**Request:** From the entries below, extract every line that includes the word "Saint".

Data entries
•••••
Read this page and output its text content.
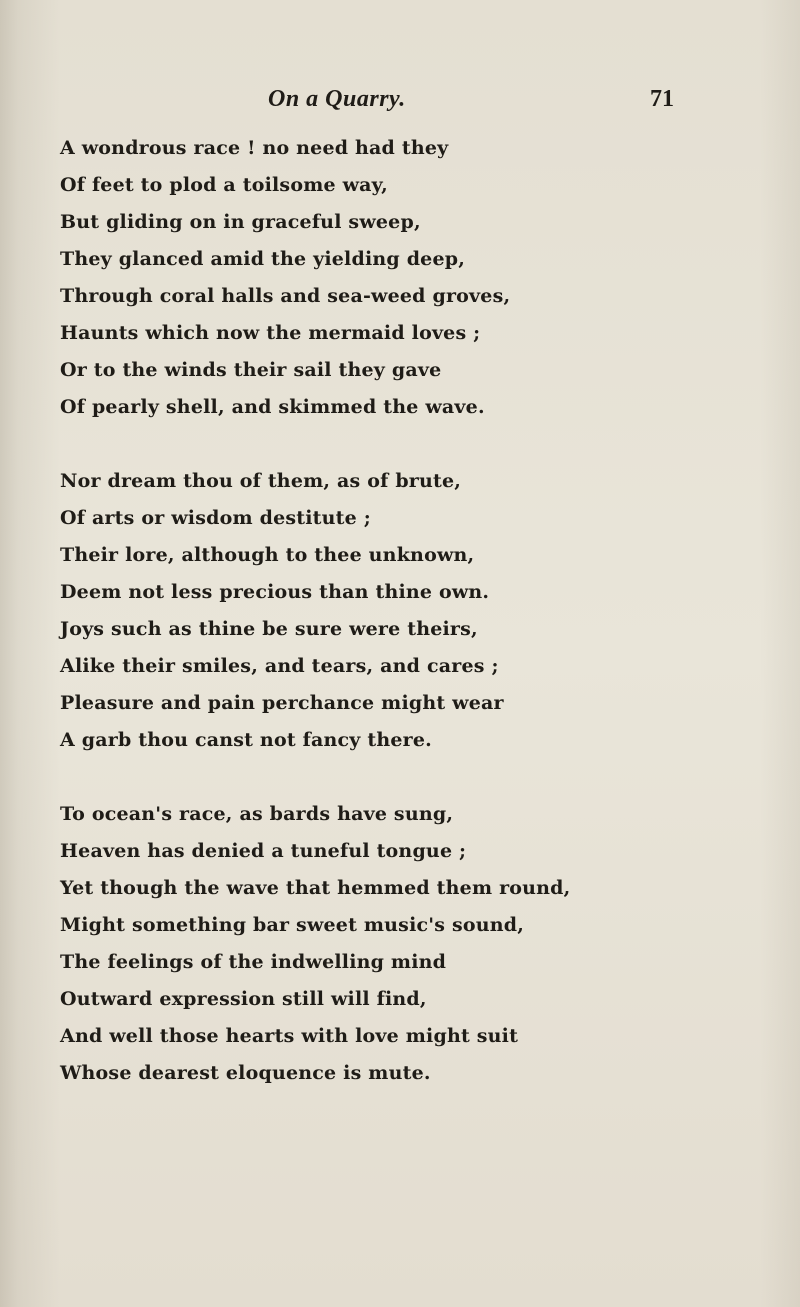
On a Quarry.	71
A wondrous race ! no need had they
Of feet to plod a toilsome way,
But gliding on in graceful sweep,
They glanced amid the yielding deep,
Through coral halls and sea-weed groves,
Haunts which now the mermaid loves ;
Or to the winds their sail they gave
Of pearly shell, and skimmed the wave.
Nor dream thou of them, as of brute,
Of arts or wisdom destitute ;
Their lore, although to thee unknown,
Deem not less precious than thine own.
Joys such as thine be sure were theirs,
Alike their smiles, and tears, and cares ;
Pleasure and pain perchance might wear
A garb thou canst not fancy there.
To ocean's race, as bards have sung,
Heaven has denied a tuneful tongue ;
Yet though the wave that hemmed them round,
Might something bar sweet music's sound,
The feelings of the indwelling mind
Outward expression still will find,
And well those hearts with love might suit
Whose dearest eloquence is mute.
•••••
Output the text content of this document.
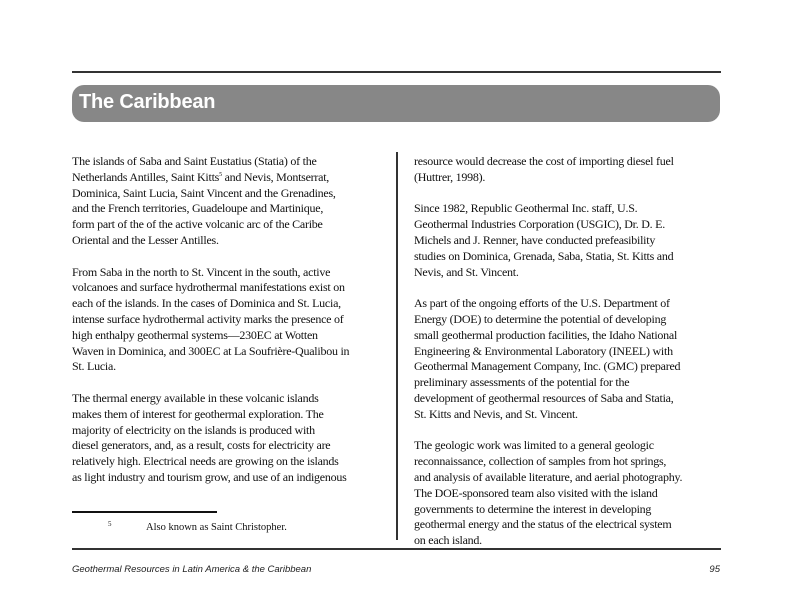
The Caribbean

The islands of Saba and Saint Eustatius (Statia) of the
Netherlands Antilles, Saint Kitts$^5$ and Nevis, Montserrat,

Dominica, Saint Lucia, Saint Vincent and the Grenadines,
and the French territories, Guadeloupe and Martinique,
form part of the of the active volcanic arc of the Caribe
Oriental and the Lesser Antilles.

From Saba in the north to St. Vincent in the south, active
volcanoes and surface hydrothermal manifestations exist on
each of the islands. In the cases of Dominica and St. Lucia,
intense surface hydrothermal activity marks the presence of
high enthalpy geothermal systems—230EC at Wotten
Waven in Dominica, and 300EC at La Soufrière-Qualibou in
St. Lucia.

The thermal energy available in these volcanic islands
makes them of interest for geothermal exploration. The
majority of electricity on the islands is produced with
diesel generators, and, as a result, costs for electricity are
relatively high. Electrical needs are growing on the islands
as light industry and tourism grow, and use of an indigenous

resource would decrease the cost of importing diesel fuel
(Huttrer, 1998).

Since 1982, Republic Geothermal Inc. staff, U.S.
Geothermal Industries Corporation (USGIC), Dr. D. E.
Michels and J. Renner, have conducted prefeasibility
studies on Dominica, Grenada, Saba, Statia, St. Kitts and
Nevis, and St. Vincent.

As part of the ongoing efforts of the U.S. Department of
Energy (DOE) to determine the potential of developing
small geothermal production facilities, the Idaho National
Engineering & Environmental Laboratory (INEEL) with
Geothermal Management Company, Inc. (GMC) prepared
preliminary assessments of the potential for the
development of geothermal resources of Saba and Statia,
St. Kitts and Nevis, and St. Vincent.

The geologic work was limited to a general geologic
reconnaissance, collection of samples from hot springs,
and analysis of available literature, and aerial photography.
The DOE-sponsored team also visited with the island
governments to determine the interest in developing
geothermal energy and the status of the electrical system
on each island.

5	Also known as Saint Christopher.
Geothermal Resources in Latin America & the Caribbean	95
•••••
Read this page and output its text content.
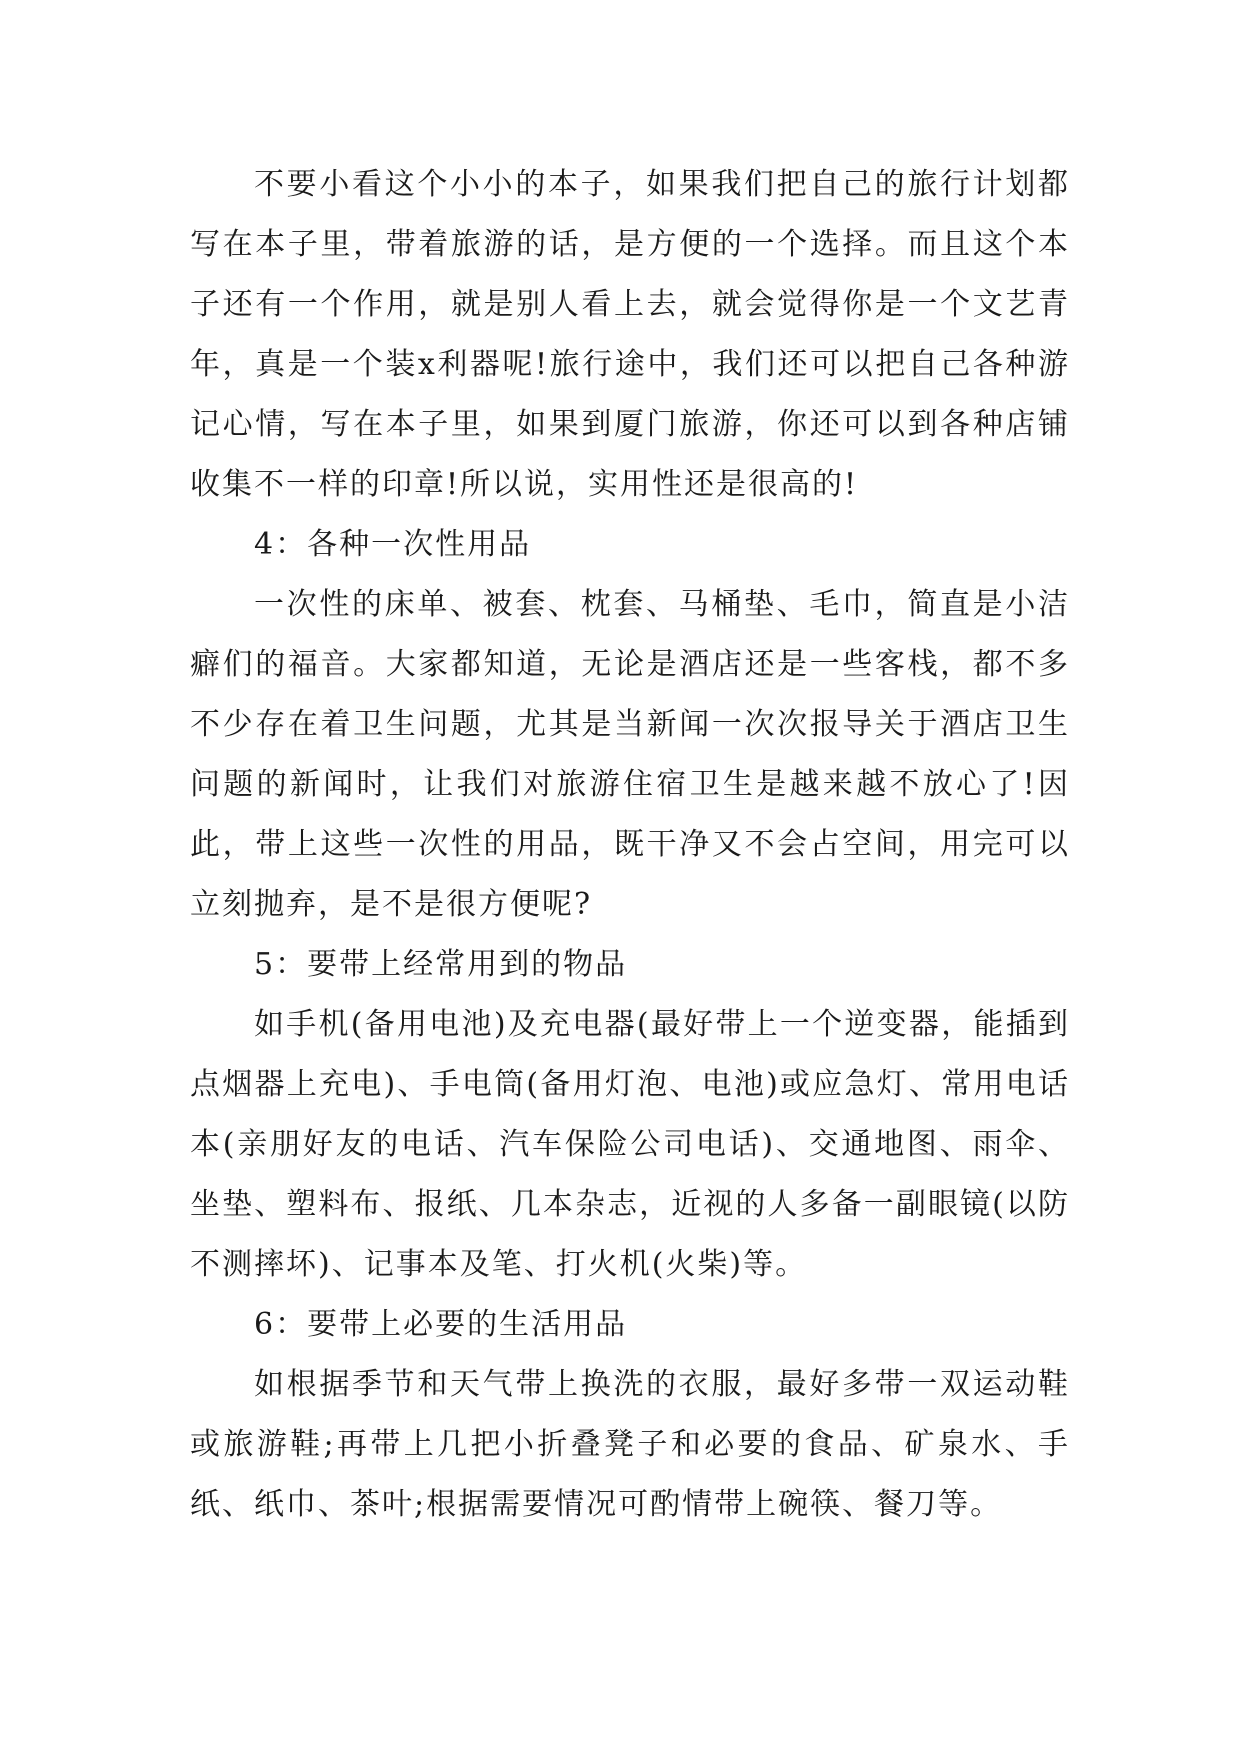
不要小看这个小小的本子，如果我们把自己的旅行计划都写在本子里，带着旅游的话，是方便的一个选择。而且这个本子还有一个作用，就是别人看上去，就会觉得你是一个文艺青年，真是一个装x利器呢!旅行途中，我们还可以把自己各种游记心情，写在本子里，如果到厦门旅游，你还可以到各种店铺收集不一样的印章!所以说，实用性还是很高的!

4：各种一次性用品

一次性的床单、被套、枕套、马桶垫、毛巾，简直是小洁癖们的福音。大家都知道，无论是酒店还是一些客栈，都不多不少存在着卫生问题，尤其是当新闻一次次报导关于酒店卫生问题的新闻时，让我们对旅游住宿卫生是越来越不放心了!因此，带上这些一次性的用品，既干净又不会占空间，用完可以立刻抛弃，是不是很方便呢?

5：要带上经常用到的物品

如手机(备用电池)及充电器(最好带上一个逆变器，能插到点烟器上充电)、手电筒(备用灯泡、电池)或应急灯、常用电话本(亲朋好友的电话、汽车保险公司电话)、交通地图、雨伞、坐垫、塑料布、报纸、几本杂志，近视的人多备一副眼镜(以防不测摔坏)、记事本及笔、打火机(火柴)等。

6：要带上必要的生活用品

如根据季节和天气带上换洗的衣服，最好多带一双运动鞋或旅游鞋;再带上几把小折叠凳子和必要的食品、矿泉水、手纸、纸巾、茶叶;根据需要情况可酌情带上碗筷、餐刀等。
•••••
**The output:**
The islands of Saba and Saint Eustatius (Statia) of the
Netherlands Antilles, Saint Kitts$^5$ and Nevis, Montserrat,
Dominica, Saint Lucia, Saint Vincent and the Grenadines,
5	Also known as Saint Christopher.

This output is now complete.